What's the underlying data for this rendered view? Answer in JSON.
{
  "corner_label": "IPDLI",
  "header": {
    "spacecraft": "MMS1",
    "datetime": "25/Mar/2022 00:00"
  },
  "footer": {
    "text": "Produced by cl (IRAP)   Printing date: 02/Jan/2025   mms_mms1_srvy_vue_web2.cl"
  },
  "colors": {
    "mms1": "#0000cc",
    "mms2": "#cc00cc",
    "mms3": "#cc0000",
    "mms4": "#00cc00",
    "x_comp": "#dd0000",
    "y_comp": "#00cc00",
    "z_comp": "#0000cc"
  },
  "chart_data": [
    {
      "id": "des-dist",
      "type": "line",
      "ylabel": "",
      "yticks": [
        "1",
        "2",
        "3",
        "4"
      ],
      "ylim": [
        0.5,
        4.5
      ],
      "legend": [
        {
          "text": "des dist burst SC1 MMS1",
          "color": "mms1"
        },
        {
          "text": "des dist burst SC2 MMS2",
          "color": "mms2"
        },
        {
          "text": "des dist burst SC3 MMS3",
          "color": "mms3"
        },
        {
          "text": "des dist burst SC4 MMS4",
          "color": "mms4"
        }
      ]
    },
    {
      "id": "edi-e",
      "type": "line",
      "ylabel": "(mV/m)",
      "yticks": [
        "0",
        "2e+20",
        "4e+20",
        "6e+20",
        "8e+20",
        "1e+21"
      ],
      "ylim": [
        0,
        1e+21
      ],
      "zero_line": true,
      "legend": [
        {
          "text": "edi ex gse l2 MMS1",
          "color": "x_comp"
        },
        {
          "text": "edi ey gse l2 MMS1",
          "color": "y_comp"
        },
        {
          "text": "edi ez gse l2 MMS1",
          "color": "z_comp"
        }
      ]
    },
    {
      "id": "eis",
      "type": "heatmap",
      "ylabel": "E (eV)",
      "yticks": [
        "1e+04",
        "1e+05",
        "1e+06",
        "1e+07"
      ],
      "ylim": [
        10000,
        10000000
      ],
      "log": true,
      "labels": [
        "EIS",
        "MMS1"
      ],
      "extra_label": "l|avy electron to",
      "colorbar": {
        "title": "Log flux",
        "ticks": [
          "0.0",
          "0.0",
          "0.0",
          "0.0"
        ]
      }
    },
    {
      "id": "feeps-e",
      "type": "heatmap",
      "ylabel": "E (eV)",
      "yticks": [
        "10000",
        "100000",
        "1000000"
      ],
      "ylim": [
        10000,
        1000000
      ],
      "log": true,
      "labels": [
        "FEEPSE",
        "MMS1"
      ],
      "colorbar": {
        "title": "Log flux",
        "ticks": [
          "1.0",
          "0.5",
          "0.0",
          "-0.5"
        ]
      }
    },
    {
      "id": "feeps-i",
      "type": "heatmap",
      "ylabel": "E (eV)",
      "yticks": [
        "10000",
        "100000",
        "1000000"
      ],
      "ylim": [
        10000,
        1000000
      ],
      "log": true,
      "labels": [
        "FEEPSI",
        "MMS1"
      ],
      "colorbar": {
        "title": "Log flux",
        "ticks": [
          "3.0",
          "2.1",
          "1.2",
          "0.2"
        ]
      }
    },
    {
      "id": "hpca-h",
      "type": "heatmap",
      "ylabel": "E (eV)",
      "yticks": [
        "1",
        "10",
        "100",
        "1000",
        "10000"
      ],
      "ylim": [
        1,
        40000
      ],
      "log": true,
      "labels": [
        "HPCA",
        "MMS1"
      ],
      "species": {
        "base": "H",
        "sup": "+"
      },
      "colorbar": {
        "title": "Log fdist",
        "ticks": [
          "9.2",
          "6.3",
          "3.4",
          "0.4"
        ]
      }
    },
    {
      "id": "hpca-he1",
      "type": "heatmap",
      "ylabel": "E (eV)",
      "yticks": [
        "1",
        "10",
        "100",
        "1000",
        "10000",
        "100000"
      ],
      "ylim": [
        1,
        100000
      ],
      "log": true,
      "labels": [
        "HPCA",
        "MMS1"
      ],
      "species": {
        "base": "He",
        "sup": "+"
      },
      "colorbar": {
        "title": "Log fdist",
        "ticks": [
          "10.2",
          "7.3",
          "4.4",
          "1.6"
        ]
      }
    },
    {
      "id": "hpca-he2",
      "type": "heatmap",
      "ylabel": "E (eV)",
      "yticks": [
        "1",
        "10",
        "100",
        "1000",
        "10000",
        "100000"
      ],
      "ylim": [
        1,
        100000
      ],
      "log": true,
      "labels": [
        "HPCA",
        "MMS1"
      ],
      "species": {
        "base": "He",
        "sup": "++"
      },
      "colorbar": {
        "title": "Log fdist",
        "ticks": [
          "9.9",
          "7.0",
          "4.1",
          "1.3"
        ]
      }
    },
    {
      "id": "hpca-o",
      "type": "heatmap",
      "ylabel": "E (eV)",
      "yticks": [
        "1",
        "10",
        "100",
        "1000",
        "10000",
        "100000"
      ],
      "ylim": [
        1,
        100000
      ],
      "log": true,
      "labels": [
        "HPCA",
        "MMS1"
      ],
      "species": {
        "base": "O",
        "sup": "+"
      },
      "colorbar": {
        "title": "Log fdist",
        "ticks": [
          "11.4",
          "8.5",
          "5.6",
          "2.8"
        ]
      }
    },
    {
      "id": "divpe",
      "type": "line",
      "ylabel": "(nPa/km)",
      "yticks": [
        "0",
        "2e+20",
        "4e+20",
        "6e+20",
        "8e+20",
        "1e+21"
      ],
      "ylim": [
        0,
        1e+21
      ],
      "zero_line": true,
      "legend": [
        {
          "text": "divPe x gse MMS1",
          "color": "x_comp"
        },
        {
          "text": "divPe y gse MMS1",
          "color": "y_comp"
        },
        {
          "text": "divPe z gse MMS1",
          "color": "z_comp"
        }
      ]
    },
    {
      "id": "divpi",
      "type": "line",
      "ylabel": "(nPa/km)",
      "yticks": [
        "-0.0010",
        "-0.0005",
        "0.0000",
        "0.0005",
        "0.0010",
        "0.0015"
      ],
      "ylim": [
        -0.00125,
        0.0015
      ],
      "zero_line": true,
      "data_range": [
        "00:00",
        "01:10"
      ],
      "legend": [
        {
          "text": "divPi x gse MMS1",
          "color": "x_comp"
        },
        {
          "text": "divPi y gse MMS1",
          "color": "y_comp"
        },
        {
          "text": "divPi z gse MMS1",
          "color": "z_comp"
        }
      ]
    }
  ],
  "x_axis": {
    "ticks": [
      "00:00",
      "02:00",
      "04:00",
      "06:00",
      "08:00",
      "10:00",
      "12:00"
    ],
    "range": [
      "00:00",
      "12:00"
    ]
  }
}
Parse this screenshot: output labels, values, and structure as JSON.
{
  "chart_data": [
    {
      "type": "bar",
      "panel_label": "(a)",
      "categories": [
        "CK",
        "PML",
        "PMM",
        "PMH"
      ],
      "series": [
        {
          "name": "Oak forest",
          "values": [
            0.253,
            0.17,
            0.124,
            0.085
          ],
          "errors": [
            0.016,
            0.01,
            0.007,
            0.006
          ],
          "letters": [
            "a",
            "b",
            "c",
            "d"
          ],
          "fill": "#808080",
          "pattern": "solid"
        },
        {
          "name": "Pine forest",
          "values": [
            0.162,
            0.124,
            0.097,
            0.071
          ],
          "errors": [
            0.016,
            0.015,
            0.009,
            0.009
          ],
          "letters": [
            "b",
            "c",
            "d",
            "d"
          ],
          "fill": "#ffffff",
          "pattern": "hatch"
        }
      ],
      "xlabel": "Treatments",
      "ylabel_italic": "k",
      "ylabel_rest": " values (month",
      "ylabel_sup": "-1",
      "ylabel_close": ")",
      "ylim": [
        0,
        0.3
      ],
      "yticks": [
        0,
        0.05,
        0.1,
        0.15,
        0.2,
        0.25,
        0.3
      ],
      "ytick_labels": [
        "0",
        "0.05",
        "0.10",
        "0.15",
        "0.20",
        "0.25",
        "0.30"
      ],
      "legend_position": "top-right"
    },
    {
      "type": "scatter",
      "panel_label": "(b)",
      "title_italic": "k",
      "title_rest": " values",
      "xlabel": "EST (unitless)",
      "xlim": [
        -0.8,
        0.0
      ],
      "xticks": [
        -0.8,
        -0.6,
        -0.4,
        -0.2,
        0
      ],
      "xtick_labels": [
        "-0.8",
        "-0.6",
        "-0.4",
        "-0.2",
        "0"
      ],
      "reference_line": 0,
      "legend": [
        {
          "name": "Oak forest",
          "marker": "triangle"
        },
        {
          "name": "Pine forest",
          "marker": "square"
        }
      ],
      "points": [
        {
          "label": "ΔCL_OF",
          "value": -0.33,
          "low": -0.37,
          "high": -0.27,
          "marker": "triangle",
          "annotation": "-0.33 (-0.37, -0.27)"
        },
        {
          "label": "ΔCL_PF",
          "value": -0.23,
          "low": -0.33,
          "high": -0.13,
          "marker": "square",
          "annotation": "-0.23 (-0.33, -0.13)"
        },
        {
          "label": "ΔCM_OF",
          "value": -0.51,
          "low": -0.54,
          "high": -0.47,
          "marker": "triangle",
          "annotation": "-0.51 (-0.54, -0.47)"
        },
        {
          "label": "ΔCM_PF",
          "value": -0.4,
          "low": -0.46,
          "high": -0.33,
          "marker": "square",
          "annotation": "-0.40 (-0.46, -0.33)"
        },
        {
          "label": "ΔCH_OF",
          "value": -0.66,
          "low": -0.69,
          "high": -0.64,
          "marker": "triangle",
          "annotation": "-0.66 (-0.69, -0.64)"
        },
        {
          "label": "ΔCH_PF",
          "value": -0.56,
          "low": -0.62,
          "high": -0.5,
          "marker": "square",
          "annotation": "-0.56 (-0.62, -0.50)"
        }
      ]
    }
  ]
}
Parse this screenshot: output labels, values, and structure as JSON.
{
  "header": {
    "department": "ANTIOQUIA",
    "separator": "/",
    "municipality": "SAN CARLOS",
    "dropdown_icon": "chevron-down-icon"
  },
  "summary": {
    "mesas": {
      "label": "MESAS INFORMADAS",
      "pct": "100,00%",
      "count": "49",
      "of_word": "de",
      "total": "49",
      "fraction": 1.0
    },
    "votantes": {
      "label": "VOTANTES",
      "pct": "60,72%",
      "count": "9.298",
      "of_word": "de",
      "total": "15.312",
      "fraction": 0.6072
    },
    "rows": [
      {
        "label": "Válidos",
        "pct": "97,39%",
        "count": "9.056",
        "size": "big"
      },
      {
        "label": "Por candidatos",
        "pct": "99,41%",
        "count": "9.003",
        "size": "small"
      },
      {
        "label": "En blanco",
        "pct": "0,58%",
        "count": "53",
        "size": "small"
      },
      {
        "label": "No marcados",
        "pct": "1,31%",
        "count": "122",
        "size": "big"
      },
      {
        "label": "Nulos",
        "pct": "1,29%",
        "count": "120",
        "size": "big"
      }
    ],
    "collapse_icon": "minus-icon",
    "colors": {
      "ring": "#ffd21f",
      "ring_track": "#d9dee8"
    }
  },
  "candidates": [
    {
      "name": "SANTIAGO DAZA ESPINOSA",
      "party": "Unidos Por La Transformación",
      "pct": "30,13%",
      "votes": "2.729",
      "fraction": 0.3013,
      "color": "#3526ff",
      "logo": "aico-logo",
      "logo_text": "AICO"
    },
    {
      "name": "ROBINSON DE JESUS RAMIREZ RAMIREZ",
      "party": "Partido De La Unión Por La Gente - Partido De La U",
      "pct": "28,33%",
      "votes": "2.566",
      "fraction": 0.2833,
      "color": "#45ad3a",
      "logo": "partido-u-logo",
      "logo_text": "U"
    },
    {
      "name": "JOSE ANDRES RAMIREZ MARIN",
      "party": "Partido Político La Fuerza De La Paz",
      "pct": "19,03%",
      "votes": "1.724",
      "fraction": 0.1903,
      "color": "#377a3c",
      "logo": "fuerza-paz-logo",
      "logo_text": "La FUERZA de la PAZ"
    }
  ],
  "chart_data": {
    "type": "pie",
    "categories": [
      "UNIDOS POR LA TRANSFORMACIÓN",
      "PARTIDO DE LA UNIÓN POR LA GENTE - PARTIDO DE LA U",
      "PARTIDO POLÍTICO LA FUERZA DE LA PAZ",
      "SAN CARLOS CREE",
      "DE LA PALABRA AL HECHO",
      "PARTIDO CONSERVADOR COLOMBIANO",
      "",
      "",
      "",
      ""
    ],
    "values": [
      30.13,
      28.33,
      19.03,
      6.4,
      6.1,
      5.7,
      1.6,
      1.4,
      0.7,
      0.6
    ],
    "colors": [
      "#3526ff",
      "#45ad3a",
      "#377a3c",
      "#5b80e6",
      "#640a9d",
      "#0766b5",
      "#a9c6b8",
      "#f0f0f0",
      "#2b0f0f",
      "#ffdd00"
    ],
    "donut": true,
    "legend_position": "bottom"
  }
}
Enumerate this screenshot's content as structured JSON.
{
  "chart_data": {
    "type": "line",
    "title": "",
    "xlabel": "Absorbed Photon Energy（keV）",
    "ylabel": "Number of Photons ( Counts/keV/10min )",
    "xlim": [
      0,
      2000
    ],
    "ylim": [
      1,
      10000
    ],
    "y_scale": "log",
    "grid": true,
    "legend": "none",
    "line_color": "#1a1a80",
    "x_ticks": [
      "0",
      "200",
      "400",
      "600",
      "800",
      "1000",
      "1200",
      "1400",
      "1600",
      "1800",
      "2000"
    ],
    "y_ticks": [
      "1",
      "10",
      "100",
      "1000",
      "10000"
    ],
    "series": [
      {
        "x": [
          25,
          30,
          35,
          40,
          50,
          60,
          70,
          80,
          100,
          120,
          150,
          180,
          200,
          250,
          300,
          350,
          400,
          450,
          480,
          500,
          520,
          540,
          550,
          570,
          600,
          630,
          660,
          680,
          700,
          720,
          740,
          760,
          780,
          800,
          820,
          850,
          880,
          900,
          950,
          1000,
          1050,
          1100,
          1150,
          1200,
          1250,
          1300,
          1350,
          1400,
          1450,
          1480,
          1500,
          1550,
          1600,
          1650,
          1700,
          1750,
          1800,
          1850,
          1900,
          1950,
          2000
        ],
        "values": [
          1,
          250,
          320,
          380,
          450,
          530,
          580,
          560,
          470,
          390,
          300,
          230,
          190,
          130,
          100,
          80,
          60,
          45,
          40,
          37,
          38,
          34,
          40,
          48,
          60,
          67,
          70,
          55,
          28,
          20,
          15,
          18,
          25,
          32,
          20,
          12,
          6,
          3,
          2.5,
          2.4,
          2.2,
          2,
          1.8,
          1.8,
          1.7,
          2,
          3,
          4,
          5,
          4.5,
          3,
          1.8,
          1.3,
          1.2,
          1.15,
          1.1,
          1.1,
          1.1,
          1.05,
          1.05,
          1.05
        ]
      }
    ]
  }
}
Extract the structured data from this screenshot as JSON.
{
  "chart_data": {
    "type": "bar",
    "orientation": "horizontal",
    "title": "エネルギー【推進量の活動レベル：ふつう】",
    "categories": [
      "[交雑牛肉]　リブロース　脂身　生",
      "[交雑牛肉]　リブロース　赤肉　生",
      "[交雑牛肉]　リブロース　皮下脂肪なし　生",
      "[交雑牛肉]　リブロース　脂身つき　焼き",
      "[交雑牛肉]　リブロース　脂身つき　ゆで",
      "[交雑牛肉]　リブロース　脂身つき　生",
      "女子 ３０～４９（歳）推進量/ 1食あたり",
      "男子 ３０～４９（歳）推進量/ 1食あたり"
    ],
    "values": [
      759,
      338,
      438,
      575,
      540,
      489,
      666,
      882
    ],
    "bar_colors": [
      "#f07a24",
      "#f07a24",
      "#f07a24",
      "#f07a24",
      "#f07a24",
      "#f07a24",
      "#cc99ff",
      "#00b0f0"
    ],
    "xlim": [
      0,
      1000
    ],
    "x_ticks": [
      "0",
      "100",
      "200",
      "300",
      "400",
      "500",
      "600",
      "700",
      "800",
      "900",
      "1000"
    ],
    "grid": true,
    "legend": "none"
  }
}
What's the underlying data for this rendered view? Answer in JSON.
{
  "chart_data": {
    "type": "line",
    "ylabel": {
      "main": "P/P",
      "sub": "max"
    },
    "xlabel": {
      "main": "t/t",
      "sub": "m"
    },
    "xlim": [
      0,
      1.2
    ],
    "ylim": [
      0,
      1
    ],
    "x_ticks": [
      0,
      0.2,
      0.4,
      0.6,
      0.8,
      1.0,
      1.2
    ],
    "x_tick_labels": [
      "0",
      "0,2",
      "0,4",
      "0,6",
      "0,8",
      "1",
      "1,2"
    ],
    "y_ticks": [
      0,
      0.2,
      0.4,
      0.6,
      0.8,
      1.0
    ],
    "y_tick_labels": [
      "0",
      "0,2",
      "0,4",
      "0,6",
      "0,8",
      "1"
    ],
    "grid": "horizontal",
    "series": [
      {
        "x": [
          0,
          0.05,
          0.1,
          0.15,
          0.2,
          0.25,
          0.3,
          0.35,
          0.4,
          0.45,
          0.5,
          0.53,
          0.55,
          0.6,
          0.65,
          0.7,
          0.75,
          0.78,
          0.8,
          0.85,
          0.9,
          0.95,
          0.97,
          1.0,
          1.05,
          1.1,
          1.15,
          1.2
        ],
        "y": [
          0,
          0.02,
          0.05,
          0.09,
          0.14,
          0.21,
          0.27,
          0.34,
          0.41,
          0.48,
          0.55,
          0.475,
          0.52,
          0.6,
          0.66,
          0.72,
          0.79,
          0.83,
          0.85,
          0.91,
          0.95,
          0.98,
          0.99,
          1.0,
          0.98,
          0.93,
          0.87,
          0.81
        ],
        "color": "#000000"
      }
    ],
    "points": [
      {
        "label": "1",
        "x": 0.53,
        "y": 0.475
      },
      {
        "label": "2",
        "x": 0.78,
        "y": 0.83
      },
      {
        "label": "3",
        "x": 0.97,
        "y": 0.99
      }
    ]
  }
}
____________
-- Goal of the exercise --
In the entries above, locate every line with the word "structured" and copy it.

-- Answer to this exercise --
Enumerate this screenshot's content as structured JSON.
Extract the structured data from this screenshot as JSON.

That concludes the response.